SOURCE RECORDS =
--------------------------------------------------

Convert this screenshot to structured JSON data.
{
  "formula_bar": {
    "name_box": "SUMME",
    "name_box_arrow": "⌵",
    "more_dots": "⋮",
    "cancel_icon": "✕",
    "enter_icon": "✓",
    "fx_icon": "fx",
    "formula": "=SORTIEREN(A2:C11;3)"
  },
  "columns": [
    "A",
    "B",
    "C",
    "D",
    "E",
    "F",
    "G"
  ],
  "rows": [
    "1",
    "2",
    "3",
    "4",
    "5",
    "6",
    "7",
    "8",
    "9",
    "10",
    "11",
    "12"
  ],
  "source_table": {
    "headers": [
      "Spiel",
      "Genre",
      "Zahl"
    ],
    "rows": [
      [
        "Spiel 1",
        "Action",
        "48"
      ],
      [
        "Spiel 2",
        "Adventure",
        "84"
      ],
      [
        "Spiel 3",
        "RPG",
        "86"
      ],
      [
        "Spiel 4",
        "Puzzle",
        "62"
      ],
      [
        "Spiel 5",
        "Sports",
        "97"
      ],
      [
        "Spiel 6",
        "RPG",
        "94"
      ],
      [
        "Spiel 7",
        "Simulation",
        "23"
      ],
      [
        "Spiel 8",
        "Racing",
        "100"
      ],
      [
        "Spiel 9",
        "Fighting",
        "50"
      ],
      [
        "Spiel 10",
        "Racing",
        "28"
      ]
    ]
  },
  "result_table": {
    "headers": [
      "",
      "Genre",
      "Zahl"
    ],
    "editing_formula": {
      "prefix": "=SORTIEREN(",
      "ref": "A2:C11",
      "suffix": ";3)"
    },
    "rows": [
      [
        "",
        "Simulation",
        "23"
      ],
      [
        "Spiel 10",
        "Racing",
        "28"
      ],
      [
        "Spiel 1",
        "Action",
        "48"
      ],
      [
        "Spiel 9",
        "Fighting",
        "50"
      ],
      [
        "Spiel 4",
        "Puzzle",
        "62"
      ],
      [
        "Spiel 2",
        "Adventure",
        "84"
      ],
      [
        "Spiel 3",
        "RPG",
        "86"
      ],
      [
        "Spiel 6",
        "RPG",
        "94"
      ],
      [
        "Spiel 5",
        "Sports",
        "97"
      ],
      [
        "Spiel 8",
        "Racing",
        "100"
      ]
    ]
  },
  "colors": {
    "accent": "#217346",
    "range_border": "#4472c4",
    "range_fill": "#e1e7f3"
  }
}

--------------------------------------------------

INSTRUCTIONS TO FOLLOW =
Reproduce the data in full, exactly as presented.

REPLY =
Convert this screenshot to structured JSON data.
{
  "formula_bar": {
    "name_box": "SUMME",
    "name_box_arrow": "⌵",
    "more_dots": "⋮",
    "cancel_icon": "✕",
    "enter_icon": "✓",
    "fx_icon": "fx",
    "formula": "=SORTIEREN(A2:C11;3)"
  },
  "columns": [
    "A",
    "B",
    "C",
    "D",
    "E",
    "F",
    "G"
  ],
  "rows": [
    "1",
    "2",
    "3",
    "4",
    "5",
    "6",
    "7",
    "8",
    "9",
    "10",
    "11",
    "12"
  ],
  "source_table": {
    "headers": [
      "Spiel",
      "Genre",
      "Zahl"
    ],
    "rows": [
      [
        "Spiel 1",
        "Action",
        "48"
      ],
      [
        "Spiel 2",
        "Adventure",
        "84"
      ],
      [
        "Spiel 3",
        "RPG",
        "86"
      ],
      [
        "Spiel 4",
        "Puzzle",
        "62"
      ],
      [
        "Spiel 5",
        "Sports",
        "97"
      ],
      [
        "Spiel 6",
        "RPG",
        "94"
      ],
      [
        "Spiel 7",
        "Simulation",
        "23"
      ],
      [
        "Spiel 8",
        "Racing",
        "100"
      ],
      [
        "Spiel 9",
        "Fighting",
        "50"
      ],
      [
        "Spiel 10",
        "Racing",
        "28"
      ]
    ]
  },
  "result_table": {
    "headers": [
      "",
      "Genre",
      "Zahl"
    ],
    "editing_formula": {
      "prefix": "=SORTIEREN(",
      "ref": "A2:C11",
      "suffix": ";3)"
    },
    "rows": [
      [
        "",
        "Simulation",
        "23"
      ],
      [
        "Spiel 10",
        "Racing",
        "28"
      ],
      [
        "Spiel 1",
        "Action",
        "48"
      ],
      [
        "Spiel 9",
        "Fighting",
        "50"
      ],
      [
        "Spiel 4",
        "Puzzle",
        "62"
      ],
      [
        "Spiel 2",
        "Adventure",
        "84"
      ],
      [
        "Spiel 3",
        "RPG",
        "86"
      ],
      [
        "Spiel 6",
        "RPG",
        "94"
      ],
      [
        "Spiel 5",
        "Sports",
        "97"
      ],
      [
        "Spiel 8",
        "Racing",
        "100"
      ]
    ]
  },
  "colors": {
    "accent": "#217346",
    "range_border": "#4472c4",
    "range_fill": "#e1e7f3"
  }
}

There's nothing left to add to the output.